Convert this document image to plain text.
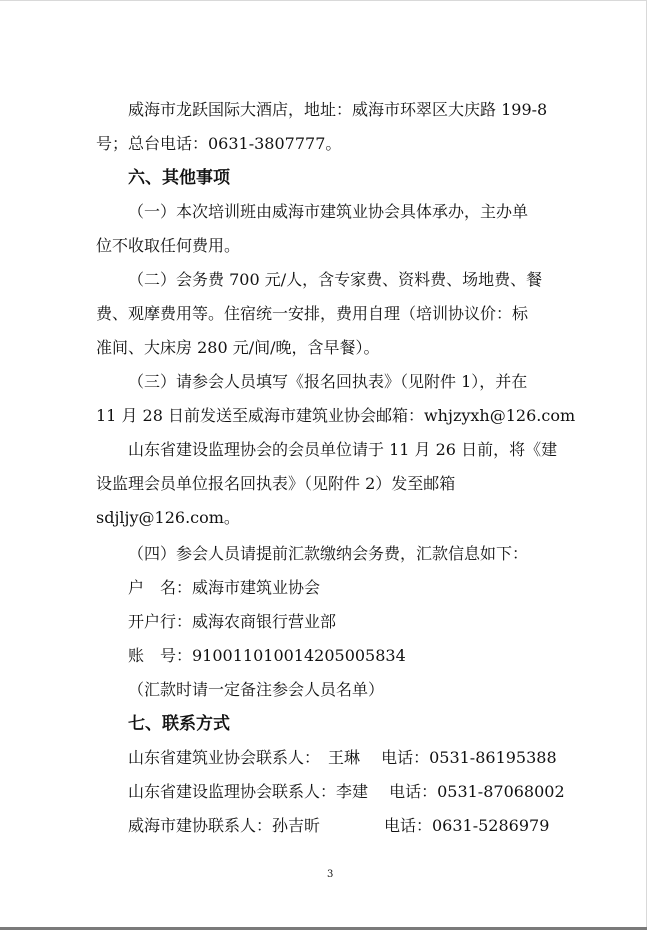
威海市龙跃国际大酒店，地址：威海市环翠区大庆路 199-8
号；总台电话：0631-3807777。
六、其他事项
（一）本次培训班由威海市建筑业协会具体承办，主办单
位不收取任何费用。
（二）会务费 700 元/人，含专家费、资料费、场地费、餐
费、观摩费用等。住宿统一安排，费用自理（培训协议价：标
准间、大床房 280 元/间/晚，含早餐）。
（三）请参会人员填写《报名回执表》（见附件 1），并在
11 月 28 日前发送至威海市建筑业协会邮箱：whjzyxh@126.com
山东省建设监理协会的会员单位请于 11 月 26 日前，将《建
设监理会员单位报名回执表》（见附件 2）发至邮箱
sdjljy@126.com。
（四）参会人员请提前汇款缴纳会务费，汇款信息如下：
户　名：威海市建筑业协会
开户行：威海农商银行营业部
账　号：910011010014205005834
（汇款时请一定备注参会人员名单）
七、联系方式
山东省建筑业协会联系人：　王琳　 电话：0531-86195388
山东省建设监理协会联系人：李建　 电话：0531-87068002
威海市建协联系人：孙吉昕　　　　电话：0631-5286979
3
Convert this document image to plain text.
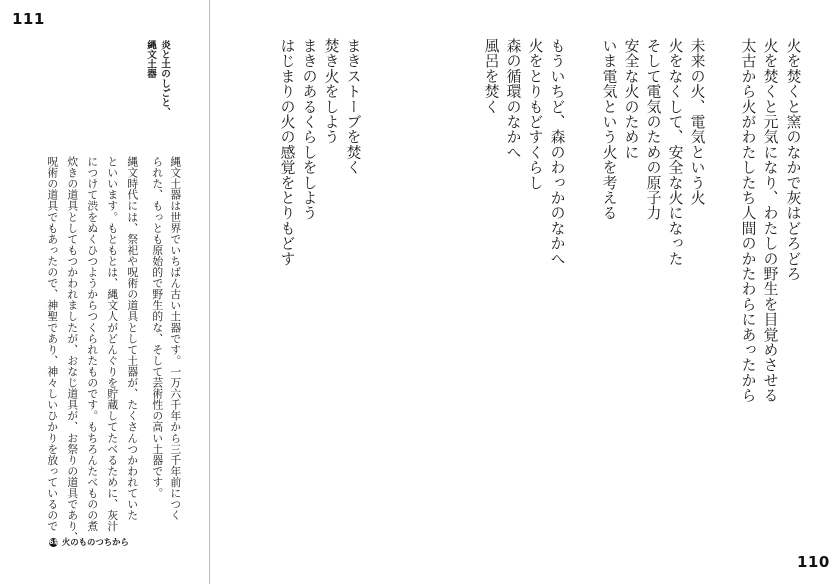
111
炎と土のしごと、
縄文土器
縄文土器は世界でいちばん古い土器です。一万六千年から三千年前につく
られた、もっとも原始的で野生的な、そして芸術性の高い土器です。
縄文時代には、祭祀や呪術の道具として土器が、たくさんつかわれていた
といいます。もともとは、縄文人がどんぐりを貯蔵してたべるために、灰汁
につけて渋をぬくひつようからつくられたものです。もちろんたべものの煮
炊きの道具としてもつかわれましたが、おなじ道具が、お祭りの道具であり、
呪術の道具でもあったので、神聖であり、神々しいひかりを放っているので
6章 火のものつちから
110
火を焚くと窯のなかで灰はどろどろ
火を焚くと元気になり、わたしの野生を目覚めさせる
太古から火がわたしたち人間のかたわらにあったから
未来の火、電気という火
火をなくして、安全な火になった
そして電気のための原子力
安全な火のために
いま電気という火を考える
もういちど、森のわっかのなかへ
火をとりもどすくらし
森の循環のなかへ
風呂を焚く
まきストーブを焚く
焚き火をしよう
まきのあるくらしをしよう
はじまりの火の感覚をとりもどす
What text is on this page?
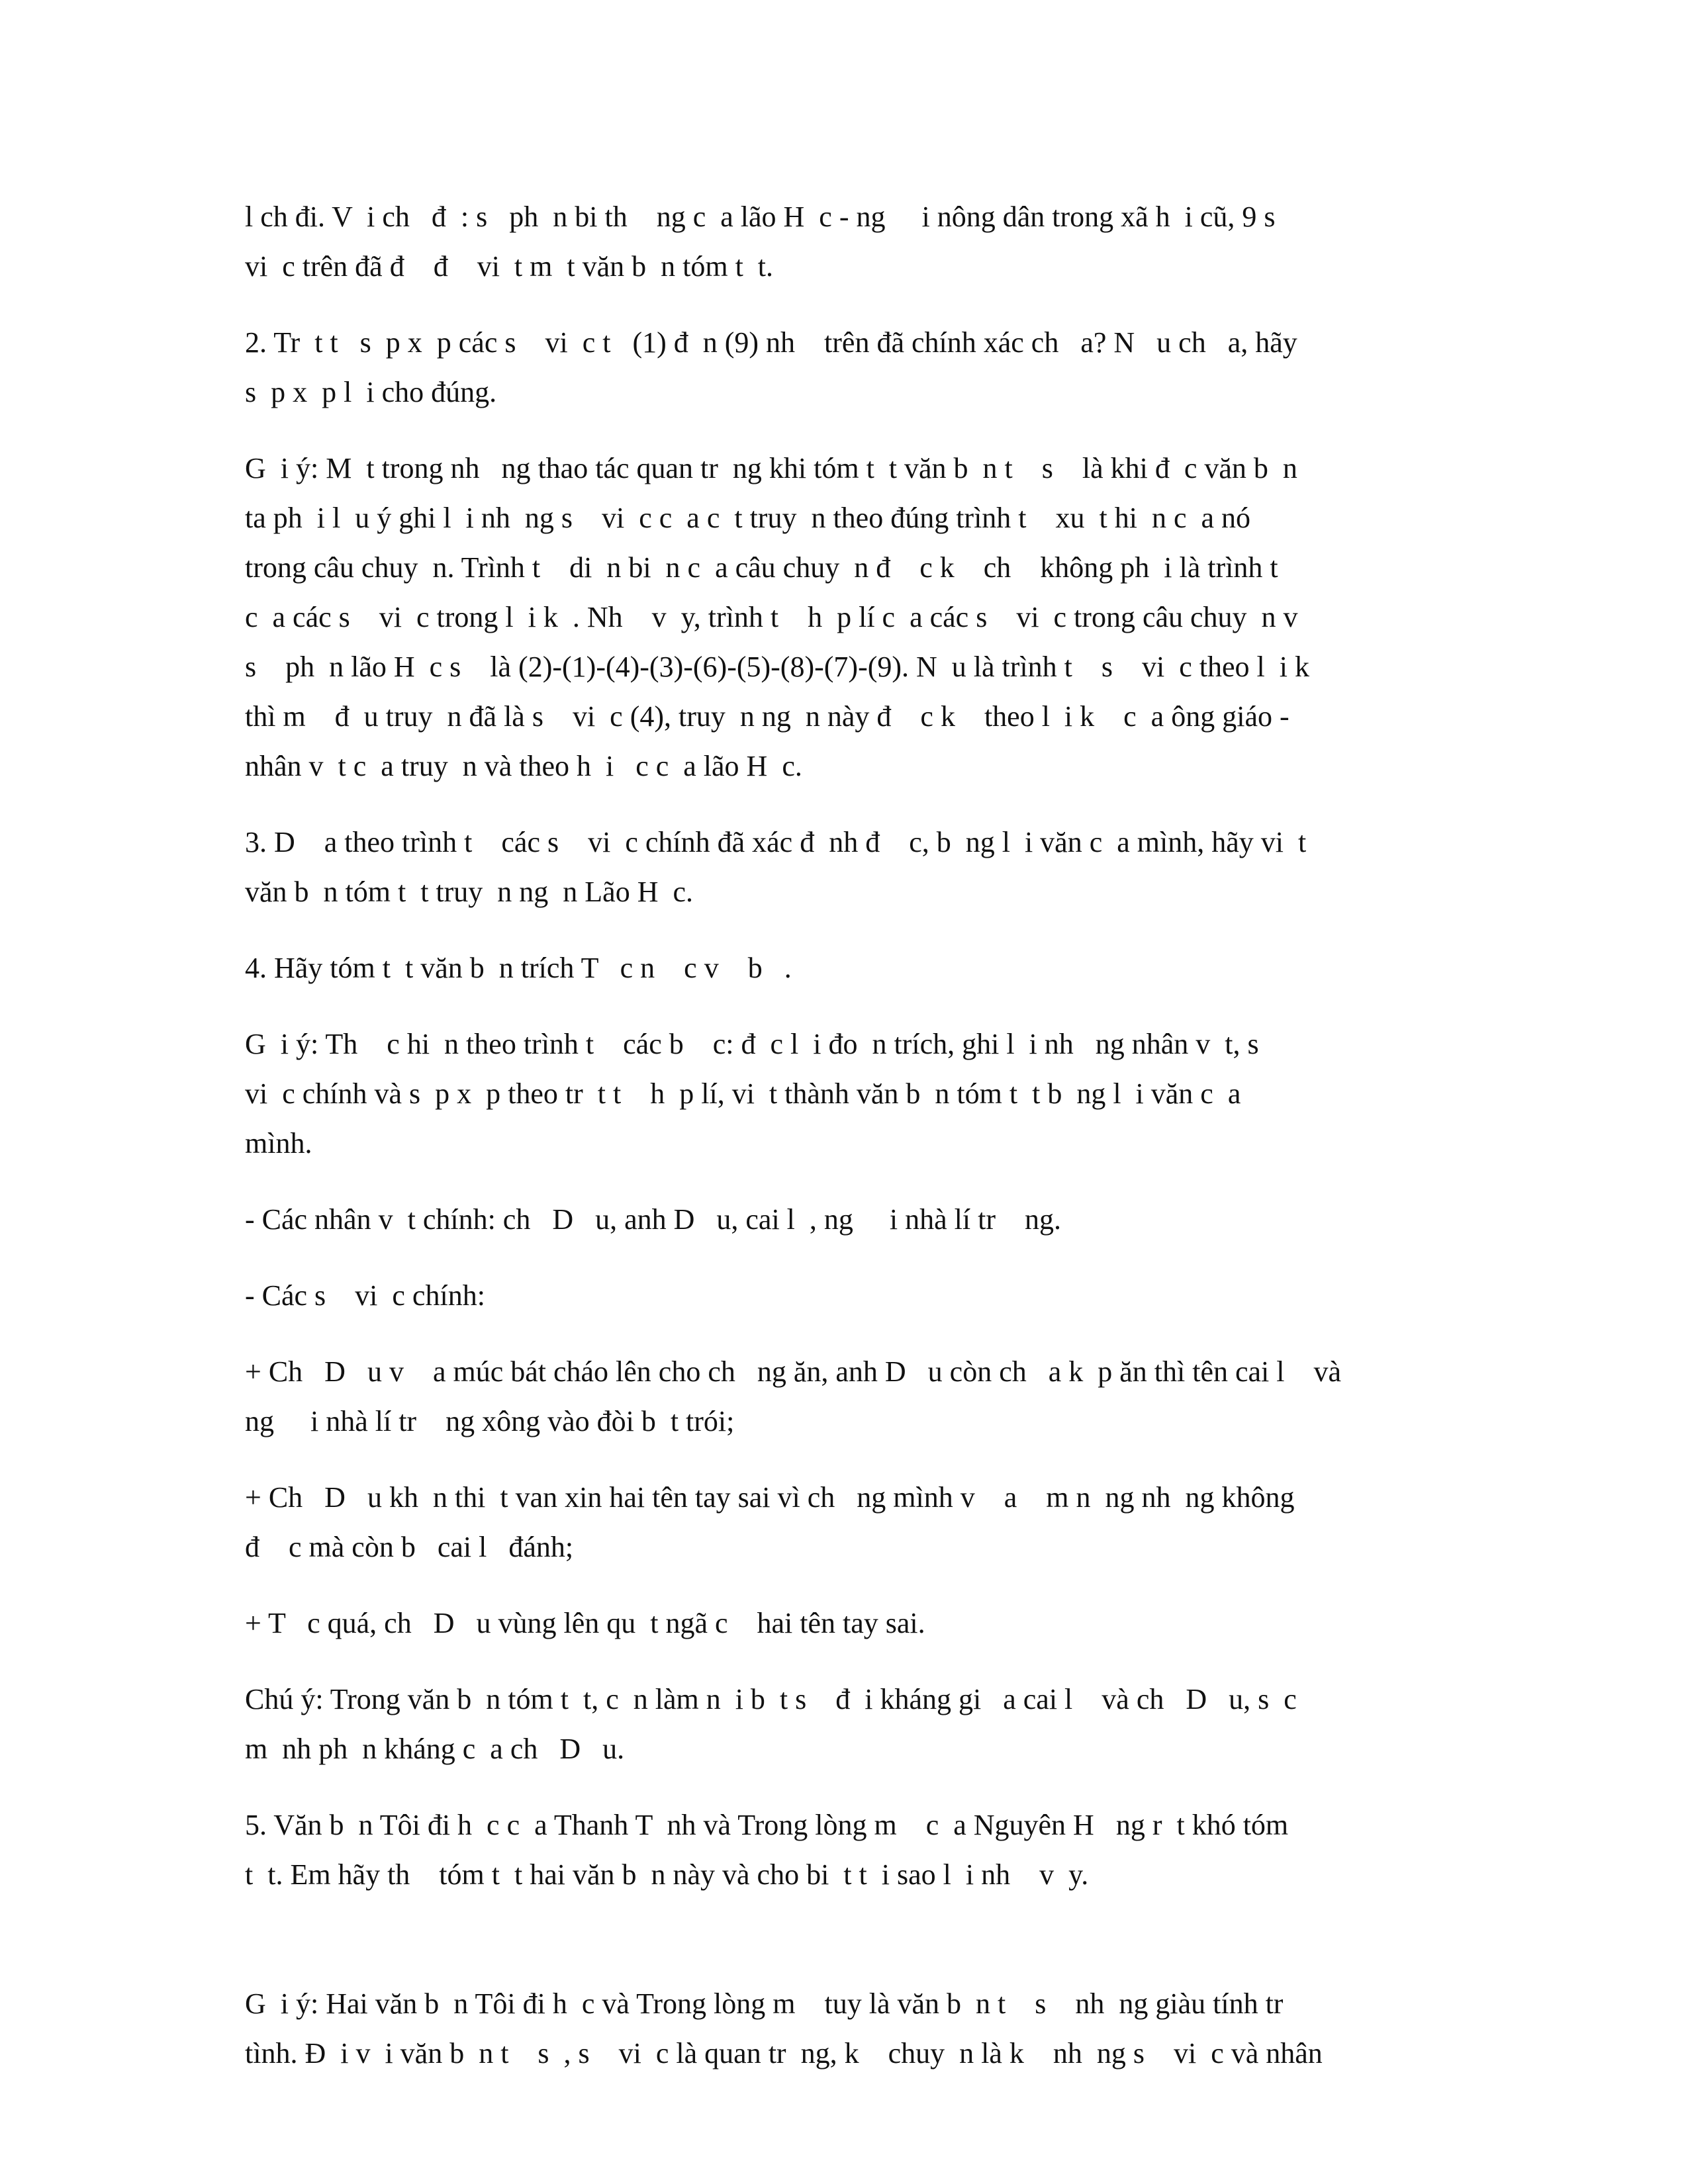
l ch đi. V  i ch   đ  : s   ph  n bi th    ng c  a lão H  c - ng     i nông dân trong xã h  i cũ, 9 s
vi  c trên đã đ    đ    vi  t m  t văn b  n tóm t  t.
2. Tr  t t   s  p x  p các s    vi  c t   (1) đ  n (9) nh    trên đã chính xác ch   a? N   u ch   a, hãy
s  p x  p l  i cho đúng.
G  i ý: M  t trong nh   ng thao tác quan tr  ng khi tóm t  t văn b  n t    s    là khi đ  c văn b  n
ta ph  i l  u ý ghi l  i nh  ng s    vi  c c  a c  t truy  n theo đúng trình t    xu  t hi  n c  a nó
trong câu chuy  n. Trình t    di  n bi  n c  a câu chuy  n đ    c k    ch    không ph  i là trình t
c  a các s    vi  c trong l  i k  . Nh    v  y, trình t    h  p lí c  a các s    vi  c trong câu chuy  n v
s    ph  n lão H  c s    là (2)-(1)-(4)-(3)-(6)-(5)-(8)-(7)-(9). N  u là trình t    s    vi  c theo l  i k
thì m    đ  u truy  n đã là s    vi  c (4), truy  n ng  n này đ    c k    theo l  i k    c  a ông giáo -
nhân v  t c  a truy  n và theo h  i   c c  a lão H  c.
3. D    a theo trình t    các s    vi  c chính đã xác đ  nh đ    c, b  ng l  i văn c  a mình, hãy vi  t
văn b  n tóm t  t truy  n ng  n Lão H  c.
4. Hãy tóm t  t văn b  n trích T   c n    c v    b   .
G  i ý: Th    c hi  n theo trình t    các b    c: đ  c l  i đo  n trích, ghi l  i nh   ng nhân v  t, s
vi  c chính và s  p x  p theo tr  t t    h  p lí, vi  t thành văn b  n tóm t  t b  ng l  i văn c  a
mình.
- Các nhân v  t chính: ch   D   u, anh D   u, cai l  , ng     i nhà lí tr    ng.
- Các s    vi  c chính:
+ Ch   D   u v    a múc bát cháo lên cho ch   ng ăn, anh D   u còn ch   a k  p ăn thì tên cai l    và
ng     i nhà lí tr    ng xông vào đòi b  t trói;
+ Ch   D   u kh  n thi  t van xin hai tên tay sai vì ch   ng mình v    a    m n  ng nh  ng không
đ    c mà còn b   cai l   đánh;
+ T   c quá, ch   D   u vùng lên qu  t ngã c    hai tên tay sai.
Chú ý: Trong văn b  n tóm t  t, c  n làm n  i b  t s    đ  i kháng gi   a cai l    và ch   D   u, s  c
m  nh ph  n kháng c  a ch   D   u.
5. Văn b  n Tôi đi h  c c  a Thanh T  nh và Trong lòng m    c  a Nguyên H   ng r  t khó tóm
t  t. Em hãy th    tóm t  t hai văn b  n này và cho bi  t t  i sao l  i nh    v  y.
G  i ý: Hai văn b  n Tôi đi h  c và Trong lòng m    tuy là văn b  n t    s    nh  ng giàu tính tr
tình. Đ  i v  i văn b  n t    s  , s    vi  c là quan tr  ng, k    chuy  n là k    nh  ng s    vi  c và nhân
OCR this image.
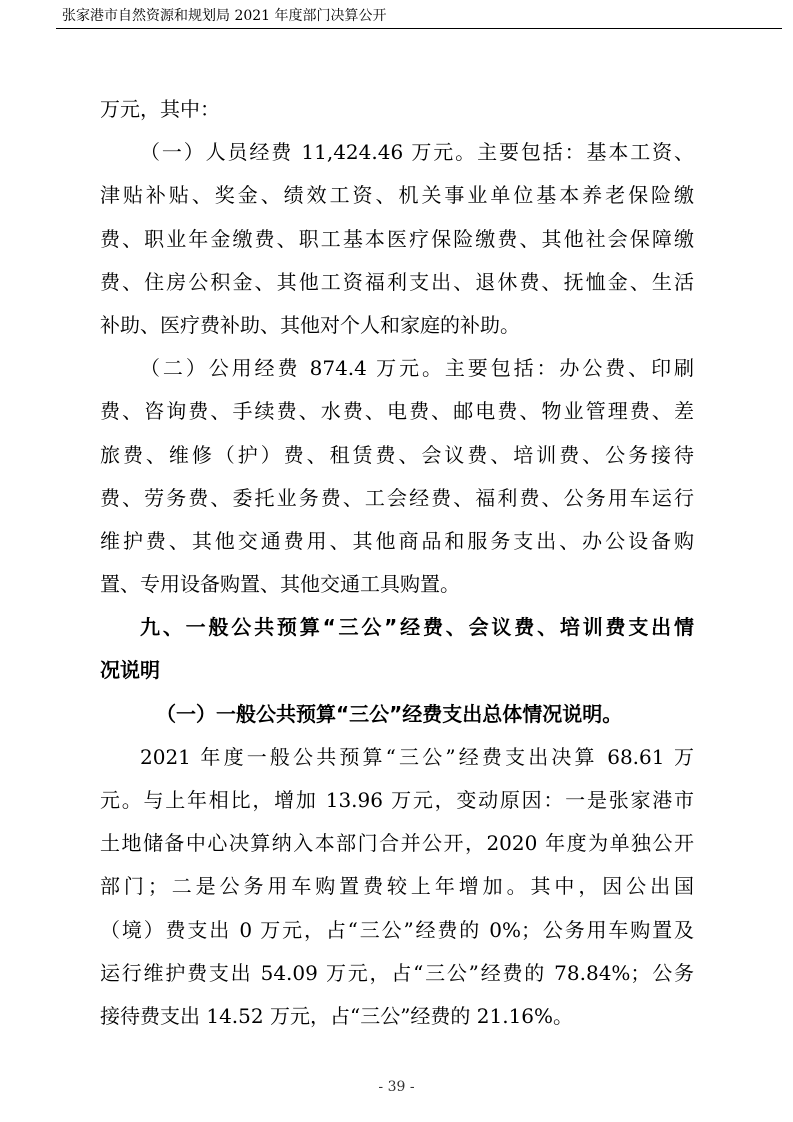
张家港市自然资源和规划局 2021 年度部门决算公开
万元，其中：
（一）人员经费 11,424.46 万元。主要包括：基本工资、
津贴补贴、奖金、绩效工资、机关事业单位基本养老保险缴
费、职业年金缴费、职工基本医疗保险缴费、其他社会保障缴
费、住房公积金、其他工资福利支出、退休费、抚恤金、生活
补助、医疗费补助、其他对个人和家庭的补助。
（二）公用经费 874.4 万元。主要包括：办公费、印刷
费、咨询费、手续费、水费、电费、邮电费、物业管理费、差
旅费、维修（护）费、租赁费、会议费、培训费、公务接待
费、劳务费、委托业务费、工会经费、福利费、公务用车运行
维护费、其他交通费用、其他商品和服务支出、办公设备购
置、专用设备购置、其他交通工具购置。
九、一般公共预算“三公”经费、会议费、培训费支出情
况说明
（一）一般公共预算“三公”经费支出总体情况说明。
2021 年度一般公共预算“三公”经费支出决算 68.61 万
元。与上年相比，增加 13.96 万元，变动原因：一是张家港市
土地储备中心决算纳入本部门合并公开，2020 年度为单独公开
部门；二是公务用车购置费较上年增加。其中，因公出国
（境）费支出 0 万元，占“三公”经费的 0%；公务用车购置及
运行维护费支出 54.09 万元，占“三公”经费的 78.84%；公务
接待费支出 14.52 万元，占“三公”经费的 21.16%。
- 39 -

══════════════════════════════

WHAT YOU WILL DO ::
Within the data above, pick out all lines holding the word "trích".

THE OUTPUT ::
4. Hãy tóm t  t văn b  n trích T   c n    c v    b   .
G  i ý: Th    c hi  n theo trình t    các b    c: đ  c l  i đo  n trích, ghi l  i nh   ng nhân v  t, s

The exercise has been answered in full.